What you should do
Each entry below is to be printed verbatim.

Information provided

▼

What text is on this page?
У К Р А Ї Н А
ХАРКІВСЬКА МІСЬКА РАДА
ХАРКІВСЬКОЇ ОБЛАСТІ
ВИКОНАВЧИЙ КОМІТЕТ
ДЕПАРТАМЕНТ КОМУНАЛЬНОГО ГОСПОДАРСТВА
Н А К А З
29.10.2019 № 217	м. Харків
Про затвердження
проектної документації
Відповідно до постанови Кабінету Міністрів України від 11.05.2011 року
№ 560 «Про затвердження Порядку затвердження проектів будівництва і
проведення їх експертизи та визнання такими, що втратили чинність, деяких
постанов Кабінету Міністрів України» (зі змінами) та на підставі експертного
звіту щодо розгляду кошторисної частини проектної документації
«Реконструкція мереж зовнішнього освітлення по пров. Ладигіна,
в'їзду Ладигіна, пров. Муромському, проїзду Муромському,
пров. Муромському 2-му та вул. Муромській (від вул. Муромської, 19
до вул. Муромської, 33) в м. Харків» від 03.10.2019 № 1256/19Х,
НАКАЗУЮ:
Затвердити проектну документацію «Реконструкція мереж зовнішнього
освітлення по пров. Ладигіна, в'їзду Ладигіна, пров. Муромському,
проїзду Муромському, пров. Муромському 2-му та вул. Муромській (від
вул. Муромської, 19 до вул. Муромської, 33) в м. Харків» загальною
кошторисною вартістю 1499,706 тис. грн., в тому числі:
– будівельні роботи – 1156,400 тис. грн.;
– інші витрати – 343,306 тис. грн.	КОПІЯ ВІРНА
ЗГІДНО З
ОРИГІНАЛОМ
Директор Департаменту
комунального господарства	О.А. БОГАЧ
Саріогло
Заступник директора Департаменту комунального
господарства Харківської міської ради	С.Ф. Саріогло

▲

Solution for this problem
What text is on this page?
У К Р А Ї Н А
ХАРКІВСЬКА МІСЬКА РАДА
ХАРКІВСЬКОЇ ОБЛАСТІ
ВИКОНАВЧИЙ КОМІТЕТ
ДЕПАРТАМЕНТ КОМУНАЛЬНОГО ГОСПОДАРСТВА
Н А К А З
29.10.2019 № 217	м. Харків
Про затвердження
проектної документації
Відповідно до постанови Кабінету Міністрів України від 11.05.2011 року
№ 560 «Про затвердження Порядку затвердження проектів будівництва і
проведення їх експертизи та визнання такими, що втратили чинність, деяких
постанов Кабінету Міністрів України» (зі змінами) та на підставі експертного
звіту щодо розгляду кошторисної частини проектної документації
«Реконструкція мереж зовнішнього освітлення по пров. Ладигіна,
в'їзду Ладигіна, пров. Муромському, проїзду Муромському,
пров. Муромському 2-му та вул. Муромській (від вул. Муромської, 19
до вул. Муромської, 33) в м. Харків» від 03.10.2019 № 1256/19Х,
НАКАЗУЮ:
Затвердити проектну документацію «Реконструкція мереж зовнішнього
освітлення по пров. Ладигіна, в'їзду Ладигіна, пров. Муромському,
проїзду Муромському, пров. Муромському 2-му та вул. Муромській (від
вул. Муромської, 19 до вул. Муромської, 33) в м. Харків» загальною
кошторисною вартістю 1499,706 тис. грн., в тому числі:
– будівельні роботи – 1156,400 тис. грн.;
– інші витрати – 343,306 тис. грн.	КОПІЯ ВІРНА
ЗГІДНО З
ОРИГІНАЛОМ
Директор Департаменту
комунального господарства	О.А. БОГАЧ
Саріогло
Заступник директора Департаменту комунального
господарства Харківської міської ради	С.Ф. Саріогло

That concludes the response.